RECORDED DATA
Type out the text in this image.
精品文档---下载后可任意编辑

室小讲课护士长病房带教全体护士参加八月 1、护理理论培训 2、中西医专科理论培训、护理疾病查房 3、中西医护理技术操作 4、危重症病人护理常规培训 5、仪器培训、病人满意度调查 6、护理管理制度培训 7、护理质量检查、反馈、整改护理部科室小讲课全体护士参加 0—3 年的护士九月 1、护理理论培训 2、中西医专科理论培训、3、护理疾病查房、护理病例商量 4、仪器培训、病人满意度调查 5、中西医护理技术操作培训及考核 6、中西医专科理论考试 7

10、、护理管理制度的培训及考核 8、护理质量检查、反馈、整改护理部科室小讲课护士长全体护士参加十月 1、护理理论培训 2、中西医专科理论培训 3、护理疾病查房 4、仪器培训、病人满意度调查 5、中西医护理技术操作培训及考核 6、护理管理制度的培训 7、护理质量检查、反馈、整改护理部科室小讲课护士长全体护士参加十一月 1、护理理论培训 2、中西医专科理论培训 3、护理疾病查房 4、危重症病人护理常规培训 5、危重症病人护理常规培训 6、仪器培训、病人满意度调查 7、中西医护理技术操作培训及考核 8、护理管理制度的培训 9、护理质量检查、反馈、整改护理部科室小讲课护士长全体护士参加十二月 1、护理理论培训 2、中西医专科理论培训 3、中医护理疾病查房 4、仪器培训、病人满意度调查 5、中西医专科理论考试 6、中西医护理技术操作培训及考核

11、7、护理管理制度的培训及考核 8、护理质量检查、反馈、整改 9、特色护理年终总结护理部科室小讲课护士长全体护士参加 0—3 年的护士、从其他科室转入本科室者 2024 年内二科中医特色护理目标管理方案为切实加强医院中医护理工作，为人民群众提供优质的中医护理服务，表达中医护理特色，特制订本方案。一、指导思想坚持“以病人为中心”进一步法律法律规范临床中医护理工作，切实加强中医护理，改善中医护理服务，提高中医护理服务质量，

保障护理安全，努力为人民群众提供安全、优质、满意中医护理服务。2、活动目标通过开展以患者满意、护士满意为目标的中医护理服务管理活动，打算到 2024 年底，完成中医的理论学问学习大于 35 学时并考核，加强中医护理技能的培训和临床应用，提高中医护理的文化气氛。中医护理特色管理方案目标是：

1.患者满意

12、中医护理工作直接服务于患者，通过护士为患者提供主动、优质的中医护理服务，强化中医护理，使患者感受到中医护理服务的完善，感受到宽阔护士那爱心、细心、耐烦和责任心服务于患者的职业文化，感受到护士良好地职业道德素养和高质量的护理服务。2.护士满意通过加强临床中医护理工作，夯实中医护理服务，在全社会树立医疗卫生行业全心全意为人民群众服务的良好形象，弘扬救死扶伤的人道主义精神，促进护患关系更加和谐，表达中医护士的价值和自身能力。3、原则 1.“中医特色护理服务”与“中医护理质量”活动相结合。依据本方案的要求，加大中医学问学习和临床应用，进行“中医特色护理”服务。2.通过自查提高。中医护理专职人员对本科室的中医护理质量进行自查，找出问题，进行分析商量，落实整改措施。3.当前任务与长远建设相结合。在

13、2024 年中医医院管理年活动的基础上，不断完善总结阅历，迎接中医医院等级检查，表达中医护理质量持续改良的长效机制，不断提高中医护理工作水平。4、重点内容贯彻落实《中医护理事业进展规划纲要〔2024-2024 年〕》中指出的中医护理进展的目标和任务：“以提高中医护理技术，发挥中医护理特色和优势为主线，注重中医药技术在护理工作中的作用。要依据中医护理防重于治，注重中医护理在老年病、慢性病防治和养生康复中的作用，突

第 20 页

EXERCISE GOAL
Nothing may be left out: return each entry exactly as it reads.

RESPONSE TO THE EXERCISE
Type out the text in this image.
精品文档---下载后可任意编辑

室小讲课护士长病房带教全体护士参加八月 1、护理理论培训 2、中西医专科理论培训、护理疾病查房 3、中西医护理技术操作 4、危重症病人护理常规培训 5、仪器培训、病人满意度调查 6、护理管理制度培训 7、护理质量检查、反馈、整改护理部科室小讲课全体护士参加 0—3 年的护士九月 1、护理理论培训 2、中西医专科理论培训、3、护理疾病查房、护理病例商量 4、仪器培训、病人满意度调查 5、中西医护理技术操作培训及考核 6、中西医专科理论考试 7

10、、护理管理制度的培训及考核 8、护理质量检查、反馈、整改护理部科室小讲课护士长全体护士参加十月 1、护理理论培训 2、中西医专科理论培训 3、护理疾病查房 4、仪器培训、病人满意度调查 5、中西医护理技术操作培训及考核 6、护理管理制度的培训 7、护理质量检查、反馈、整改护理部科室小讲课护士长全体护士参加十一月 1、护理理论培训 2、中西医专科理论培训 3、护理疾病查房 4、危重症病人护理常规培训 5、危重症病人护理常规培训 6、仪器培训、病人满意度调查 7、中西医护理技术操作培训及考核 8、护理管理制度的培训 9、护理质量检查、反馈、整改护理部科室小讲课护士长全体护士参加十二月 1、护理理论培训 2、中西医专科理论培训 3、中医护理疾病查房 4、仪器培训、病人满意度调查 5、中西医专科理论考试 6、中西医护理技术操作培训及考核

11、7、护理管理制度的培训及考核 8、护理质量检查、反馈、整改 9、特色护理年终总结护理部科室小讲课护士长全体护士参加 0—3 年的护士、从其他科室转入本科室者 2024 年内二科中医特色护理目标管理方案为切实加强医院中医护理工作，为人民群众提供优质的中医护理服务，表达中医护理特色，特制订本方案。一、指导思想坚持“以病人为中心”进一步法律法律规范临床中医护理工作，切实加强中医护理，改善中医护理服务，提高中医护理服务质量，

保障护理安全，努力为人民群众提供安全、优质、满意中医护理服务。2、活动目标通过开展以患者满意、护士满意为目标的中医护理服务管理活动，打算到 2024 年底，完成中医的理论学问学习大于 35 学时并考核，加强中医护理技能的培训和临床应用，提高中医护理的文化气氛。中医护理特色管理方案目标是：

1.患者满意

12、中医护理工作直接服务于患者，通过护士为患者提供主动、优质的中医护理服务，强化中医护理，使患者感受到中医护理服务的完善，感受到宽阔护士那爱心、细心、耐烦和责任心服务于患者的职业文化，感受到护士良好地职业道德素养和高质量的护理服务。2.护士满意通过加强临床中医护理工作，夯实中医护理服务，在全社会树立医疗卫生行业全心全意为人民群众服务的良好形象，弘扬救死扶伤的人道主义精神，促进护患关系更加和谐，表达中医护士的价值和自身能力。3、原则 1.“中医特色护理服务”与“中医护理质量”活动相结合。依据本方案的要求，加大中医学问学习和临床应用，进行“中医特色护理”服务。2.通过自查提高。中医护理专职人员对本科室的中医护理质量进行自查，找出问题，进行分析商量，落实整改措施。3.当前任务与长远建设相结合。在

13、2024 年中医医院管理年活动的基础上，不断完善总结阅历，迎接中医医院等级检查，表达中医护理质量持续改良的长效机制，不断提高中医护理工作水平。4、重点内容贯彻落实《中医护理事业进展规划纲要〔2024-2024 年〕》中指出的中医护理进展的目标和任务：“以提高中医护理技术，发挥中医护理特色和优势为主线，注重中医药技术在护理工作中的作用。要依据中医护理防重于治，注重中医护理在老年病、慢性病防治和养生康复中的作用，突

第 20 页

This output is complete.